◆ Data section ◆
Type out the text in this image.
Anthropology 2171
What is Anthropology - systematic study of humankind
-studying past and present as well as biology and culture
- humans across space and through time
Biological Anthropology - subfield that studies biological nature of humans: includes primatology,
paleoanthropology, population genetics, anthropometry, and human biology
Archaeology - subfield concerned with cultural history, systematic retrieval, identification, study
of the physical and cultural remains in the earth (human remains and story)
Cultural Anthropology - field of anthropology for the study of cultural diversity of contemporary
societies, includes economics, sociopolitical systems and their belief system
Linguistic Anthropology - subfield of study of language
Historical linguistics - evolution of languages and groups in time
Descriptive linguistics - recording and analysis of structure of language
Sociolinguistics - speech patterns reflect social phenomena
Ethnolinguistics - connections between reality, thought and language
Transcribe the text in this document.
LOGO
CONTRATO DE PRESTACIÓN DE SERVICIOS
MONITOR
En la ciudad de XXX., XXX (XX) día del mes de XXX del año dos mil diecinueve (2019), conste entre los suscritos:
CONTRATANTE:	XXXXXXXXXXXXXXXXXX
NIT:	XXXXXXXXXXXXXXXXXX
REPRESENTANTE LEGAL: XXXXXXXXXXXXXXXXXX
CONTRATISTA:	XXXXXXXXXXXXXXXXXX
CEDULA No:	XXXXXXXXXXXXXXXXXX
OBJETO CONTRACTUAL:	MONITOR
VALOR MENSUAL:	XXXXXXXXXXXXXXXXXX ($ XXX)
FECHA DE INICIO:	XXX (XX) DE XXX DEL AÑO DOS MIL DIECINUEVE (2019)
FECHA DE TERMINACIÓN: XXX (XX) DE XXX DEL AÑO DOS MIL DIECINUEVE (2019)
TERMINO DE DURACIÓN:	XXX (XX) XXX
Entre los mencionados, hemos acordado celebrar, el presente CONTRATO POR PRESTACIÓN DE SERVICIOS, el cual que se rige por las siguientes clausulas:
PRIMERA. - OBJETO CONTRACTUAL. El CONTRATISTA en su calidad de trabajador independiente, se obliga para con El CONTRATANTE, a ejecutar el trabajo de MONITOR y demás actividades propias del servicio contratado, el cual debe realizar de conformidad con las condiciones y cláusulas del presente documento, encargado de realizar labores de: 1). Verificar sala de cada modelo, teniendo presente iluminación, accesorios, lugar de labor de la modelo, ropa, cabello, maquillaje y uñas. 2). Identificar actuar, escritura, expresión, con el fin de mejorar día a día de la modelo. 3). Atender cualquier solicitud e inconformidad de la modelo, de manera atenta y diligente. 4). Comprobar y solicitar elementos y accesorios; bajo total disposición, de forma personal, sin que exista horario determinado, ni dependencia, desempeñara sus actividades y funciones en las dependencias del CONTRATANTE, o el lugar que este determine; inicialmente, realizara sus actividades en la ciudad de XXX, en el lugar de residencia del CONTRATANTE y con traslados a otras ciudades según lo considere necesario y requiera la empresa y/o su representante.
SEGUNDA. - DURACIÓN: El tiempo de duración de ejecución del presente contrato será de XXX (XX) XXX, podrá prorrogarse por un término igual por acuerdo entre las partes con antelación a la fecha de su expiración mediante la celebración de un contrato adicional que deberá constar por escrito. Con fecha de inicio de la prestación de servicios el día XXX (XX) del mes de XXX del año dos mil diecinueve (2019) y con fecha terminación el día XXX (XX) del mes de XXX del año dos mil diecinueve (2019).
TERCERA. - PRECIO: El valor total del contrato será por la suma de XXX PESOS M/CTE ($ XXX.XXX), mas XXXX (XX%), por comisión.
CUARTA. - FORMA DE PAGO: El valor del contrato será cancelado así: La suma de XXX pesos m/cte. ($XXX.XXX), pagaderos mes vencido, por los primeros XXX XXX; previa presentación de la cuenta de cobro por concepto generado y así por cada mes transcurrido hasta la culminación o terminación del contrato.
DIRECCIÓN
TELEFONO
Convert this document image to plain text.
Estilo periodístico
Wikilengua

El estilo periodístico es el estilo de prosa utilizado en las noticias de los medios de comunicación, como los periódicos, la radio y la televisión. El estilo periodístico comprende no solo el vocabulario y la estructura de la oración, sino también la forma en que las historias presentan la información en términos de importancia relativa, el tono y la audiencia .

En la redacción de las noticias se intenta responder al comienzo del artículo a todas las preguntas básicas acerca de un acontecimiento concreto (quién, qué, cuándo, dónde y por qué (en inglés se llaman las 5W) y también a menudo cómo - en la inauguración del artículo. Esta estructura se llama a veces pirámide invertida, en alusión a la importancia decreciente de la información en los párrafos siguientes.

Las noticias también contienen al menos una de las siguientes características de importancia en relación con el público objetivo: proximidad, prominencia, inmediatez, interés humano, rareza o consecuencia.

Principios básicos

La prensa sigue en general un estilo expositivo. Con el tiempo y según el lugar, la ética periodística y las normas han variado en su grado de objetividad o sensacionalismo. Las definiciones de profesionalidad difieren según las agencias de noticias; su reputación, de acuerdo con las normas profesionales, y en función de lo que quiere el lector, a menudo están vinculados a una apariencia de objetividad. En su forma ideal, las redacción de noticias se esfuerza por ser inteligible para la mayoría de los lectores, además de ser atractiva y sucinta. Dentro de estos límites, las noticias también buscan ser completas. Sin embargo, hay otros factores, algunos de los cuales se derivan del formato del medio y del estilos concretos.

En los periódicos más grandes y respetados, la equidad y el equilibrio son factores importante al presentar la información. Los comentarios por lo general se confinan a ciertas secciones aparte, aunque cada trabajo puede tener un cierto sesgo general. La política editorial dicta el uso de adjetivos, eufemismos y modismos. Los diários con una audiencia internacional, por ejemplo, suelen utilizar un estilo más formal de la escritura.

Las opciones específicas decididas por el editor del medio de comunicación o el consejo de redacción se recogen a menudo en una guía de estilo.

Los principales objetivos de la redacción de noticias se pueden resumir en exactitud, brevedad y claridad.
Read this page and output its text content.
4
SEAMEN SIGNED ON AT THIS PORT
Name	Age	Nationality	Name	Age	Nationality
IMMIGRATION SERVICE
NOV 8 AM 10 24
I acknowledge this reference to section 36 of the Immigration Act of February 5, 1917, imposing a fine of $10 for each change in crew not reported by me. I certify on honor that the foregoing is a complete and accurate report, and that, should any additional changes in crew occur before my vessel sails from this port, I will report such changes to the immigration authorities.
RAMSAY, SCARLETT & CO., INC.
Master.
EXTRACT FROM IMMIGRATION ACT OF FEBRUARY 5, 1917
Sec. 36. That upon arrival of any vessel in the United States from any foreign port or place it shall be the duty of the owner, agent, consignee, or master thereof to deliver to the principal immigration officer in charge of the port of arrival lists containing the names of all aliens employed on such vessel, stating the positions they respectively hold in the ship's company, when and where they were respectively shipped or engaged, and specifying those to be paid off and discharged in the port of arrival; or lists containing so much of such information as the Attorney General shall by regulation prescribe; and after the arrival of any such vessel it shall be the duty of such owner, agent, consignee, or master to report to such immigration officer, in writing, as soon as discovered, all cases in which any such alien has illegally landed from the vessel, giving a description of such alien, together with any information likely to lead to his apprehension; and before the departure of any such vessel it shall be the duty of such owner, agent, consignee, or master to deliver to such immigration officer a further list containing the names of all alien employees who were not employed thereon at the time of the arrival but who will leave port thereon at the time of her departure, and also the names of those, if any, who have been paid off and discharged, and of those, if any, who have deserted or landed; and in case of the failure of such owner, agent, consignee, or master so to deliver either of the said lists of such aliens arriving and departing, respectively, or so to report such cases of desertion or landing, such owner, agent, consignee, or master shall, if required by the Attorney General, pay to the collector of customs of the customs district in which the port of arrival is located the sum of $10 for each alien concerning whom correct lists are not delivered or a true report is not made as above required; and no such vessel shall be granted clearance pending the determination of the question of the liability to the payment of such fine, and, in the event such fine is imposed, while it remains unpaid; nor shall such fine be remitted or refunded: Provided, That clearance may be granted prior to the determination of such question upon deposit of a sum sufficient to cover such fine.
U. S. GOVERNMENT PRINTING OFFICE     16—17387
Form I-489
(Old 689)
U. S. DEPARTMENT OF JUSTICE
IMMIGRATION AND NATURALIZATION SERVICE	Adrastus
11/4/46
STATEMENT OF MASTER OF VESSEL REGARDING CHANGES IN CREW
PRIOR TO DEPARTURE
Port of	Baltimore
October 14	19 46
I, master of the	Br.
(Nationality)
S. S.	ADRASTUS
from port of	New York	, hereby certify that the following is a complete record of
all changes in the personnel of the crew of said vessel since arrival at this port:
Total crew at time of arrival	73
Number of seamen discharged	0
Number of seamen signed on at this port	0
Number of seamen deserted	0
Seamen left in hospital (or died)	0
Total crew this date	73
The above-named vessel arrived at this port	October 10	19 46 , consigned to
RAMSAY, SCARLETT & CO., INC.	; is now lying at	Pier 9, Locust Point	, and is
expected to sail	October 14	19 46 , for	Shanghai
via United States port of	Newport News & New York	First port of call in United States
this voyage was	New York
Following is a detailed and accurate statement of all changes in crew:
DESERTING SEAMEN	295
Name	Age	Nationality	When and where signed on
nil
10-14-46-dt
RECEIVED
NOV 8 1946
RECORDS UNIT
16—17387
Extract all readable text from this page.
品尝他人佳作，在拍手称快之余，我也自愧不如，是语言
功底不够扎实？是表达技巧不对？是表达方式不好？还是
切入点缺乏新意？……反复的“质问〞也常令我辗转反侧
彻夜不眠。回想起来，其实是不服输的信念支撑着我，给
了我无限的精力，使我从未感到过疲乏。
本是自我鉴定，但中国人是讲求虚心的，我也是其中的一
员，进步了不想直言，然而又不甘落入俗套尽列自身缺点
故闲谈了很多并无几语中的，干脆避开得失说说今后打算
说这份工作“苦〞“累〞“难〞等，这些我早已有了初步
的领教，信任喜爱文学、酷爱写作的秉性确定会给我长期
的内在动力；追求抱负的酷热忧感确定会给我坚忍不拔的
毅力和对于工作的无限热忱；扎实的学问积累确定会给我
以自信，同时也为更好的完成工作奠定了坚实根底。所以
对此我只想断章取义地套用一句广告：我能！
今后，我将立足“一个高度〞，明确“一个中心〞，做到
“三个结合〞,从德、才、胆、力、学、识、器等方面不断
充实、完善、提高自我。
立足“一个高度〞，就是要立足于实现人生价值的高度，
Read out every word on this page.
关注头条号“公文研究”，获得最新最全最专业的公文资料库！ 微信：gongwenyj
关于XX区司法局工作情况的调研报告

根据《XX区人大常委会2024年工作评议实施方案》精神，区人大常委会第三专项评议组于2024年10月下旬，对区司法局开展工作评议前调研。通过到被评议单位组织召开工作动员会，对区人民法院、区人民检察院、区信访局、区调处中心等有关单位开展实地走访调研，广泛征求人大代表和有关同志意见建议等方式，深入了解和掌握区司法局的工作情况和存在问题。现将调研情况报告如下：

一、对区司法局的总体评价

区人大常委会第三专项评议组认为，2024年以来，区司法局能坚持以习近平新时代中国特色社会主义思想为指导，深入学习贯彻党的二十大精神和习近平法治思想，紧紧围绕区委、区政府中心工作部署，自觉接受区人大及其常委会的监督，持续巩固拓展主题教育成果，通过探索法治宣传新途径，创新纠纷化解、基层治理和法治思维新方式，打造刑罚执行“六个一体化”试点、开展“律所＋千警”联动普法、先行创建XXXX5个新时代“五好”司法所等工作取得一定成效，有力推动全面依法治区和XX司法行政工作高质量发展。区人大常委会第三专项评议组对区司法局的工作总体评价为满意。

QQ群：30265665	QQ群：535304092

◆ Exercise ◆
Take the line that contains "Read out every word on this page." and every line after it through the end of the listing above, and repeat them exactly.

◆ The completed task ◆
Read out every word on this page.
关注头条号“公文研究”，获得最新最全最专业的公文资料库！ 微信：gongwenyj
关于XX区司法局工作情况的调研报告

根据《XX区人大常委会2024年工作评议实施方案》精神，区人大常委会第三专项评议组于2024年10月下旬，对区司法局开展工作评议前调研。通过到被评议单位组织召开工作动员会，对区人民法院、区人民检察院、区信访局、区调处中心等有关单位开展实地走访调研，广泛征求人大代表和有关同志意见建议等方式，深入了解和掌握区司法局的工作情况和存在问题。现将调研情况报告如下：

一、对区司法局的总体评价

区人大常委会第三专项评议组认为，2024年以来，区司法局能坚持以习近平新时代中国特色社会主义思想为指导，深入学习贯彻党的二十大精神和习近平法治思想，紧紧围绕区委、区政府中心工作部署，自觉接受区人大及其常委会的监督，持续巩固拓展主题教育成果，通过探索法治宣传新途径，创新纠纷化解、基层治理和法治思维新方式，打造刑罚执行“六个一体化”试点、开展“律所＋千警”联动普法、先行创建XXXX5个新时代“五好”司法所等工作取得一定成效，有力推动全面依法治区和XX司法行政工作高质量发展。区人大常委会第三专项评议组对区司法局的工作总体评价为满意。

QQ群：30265665	QQ群：535304092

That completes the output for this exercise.